> _Collected data entries_:
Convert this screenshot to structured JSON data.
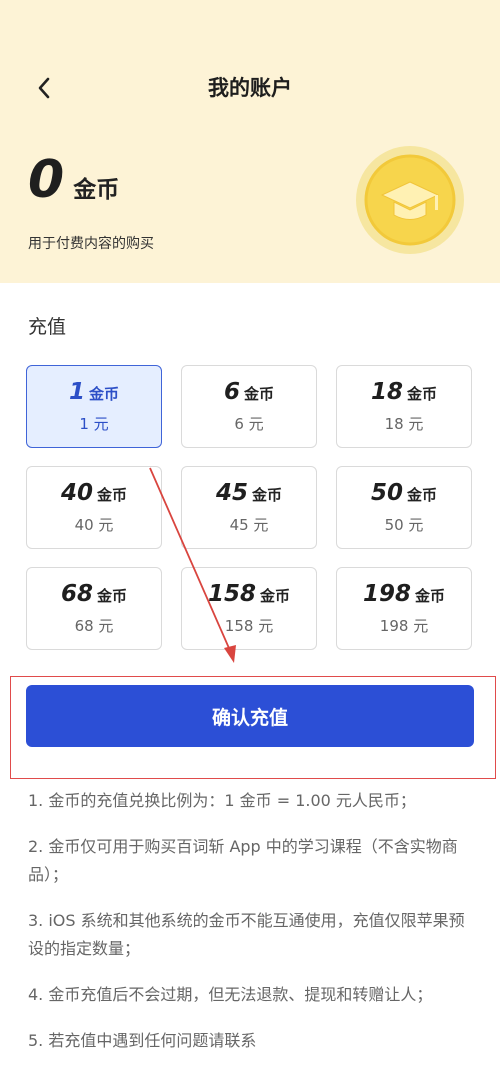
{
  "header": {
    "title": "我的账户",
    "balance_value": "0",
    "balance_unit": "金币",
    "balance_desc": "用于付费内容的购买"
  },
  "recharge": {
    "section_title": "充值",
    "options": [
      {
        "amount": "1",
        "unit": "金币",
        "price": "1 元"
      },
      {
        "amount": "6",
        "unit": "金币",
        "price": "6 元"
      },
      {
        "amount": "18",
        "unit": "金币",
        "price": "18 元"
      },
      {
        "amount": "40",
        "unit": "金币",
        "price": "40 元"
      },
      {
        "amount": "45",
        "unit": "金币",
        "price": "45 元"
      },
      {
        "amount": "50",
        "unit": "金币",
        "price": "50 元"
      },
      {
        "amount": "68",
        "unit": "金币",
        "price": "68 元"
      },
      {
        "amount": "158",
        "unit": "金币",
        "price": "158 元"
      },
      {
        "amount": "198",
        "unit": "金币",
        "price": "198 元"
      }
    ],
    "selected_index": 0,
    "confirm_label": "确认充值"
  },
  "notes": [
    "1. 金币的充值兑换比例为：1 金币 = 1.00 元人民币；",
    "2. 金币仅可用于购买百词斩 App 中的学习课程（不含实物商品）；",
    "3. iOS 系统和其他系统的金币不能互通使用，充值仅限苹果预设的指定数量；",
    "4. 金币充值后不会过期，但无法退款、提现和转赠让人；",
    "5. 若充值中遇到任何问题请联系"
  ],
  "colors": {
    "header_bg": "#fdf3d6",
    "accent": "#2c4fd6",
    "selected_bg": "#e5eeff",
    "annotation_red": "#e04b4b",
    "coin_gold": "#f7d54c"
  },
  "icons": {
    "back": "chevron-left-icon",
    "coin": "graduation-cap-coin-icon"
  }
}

> _Problem statement_:
Report the number of lines holding the string "amount", without any other words.

> _Result for this exercise_:
9